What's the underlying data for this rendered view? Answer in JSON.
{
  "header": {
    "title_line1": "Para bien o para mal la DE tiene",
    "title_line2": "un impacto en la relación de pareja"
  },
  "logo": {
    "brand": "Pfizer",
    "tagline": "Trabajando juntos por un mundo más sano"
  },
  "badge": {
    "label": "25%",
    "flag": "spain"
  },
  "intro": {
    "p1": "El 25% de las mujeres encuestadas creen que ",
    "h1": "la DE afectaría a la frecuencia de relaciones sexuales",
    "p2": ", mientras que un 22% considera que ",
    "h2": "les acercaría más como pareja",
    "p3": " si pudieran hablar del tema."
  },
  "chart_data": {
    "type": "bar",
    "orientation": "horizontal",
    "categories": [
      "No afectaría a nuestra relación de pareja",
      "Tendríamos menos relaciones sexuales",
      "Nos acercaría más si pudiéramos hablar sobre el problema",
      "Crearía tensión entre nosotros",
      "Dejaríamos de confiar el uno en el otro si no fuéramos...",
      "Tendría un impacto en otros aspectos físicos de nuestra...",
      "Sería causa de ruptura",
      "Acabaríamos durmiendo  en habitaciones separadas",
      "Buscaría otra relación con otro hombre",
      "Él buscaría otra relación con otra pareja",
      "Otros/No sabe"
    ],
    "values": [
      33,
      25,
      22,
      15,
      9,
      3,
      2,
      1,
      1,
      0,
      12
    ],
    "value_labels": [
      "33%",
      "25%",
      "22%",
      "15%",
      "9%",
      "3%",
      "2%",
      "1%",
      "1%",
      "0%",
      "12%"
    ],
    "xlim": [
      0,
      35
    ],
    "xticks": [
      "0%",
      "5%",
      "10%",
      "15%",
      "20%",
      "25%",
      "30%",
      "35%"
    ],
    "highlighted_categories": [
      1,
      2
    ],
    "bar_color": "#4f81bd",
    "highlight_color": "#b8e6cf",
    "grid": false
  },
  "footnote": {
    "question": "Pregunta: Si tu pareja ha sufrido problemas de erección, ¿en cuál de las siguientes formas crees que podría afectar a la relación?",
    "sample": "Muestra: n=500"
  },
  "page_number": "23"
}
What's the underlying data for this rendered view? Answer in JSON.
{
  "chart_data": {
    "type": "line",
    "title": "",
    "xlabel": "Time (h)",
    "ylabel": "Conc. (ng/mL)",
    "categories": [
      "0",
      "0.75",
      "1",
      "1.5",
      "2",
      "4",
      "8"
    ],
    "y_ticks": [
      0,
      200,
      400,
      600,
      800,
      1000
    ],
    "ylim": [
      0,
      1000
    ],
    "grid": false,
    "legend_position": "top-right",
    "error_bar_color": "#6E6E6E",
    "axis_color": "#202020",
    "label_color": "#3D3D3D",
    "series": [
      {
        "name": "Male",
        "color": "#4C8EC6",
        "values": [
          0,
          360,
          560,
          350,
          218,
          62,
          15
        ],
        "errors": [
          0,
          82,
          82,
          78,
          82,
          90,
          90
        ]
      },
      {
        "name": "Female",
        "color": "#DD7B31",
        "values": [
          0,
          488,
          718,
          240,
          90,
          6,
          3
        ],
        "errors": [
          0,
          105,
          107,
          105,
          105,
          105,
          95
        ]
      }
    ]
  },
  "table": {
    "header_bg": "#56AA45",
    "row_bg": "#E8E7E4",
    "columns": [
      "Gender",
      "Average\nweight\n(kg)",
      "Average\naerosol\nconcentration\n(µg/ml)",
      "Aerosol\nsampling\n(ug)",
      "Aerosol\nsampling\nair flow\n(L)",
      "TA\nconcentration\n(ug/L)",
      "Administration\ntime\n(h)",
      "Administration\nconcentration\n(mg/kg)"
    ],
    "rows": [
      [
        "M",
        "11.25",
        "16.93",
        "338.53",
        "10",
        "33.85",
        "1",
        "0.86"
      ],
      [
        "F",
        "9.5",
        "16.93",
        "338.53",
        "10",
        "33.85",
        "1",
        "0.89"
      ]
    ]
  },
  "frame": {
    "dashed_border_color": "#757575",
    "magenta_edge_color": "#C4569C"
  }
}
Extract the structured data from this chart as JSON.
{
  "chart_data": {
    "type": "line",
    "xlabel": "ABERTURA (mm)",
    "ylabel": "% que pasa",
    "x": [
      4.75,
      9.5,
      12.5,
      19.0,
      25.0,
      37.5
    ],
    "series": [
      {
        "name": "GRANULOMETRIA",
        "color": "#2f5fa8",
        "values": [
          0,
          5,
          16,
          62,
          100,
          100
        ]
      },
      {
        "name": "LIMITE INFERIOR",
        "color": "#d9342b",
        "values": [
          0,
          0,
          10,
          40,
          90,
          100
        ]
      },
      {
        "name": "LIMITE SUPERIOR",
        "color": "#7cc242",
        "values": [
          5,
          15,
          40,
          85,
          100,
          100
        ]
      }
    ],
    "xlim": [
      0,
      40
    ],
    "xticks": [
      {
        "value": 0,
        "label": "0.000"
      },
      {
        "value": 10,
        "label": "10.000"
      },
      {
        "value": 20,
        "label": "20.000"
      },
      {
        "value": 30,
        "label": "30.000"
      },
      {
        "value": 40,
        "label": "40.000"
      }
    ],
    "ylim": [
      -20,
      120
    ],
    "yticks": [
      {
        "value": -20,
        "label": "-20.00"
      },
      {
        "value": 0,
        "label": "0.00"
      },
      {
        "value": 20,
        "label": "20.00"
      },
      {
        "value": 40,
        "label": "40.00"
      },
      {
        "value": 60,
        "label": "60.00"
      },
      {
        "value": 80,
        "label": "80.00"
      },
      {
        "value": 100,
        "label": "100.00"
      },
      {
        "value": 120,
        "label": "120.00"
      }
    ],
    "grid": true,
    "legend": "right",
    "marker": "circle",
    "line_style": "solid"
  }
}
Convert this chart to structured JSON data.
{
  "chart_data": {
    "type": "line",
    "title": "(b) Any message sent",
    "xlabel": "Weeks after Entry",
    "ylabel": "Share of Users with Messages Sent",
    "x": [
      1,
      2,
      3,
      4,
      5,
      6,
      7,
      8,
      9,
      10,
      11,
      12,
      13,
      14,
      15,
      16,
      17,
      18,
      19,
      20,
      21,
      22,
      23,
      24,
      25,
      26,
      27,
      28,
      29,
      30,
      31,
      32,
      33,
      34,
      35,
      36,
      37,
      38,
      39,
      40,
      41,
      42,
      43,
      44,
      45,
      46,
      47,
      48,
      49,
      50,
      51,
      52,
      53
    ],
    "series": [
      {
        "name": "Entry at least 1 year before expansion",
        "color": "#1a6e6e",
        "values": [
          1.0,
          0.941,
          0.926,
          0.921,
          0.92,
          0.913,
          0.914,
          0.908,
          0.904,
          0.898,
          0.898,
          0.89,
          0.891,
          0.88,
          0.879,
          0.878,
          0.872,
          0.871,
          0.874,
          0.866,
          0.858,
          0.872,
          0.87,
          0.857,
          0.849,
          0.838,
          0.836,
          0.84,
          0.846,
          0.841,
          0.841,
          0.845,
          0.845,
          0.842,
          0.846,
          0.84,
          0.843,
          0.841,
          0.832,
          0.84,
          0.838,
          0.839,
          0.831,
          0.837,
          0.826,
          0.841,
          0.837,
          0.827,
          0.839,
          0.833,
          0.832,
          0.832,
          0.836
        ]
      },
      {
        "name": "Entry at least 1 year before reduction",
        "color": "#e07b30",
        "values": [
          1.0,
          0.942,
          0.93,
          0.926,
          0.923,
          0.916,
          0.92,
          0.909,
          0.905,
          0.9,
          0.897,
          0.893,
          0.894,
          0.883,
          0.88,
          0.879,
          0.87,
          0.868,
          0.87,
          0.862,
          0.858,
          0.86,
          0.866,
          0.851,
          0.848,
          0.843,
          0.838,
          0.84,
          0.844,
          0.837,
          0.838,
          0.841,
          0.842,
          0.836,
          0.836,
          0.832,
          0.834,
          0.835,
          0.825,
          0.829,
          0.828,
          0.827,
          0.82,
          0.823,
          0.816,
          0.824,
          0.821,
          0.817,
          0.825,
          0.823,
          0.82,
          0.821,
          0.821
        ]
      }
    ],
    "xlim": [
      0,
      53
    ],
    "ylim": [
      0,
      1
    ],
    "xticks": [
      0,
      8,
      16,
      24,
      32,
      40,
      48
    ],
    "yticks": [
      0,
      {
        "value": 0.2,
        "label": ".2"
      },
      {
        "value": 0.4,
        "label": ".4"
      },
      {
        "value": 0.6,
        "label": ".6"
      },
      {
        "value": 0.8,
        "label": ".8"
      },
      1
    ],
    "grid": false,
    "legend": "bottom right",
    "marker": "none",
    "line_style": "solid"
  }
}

_ _ _ _ _

TASK DIRECTIONS - Filter the listing above by the word "sexuales"; copy each line that passes.

OUTPUT FOR THIS EXERCISE -
    "h1": "la DE afectaría a la frecuencia de relaciones sexuales",
      "Tendríamos menos relaciones sexuales",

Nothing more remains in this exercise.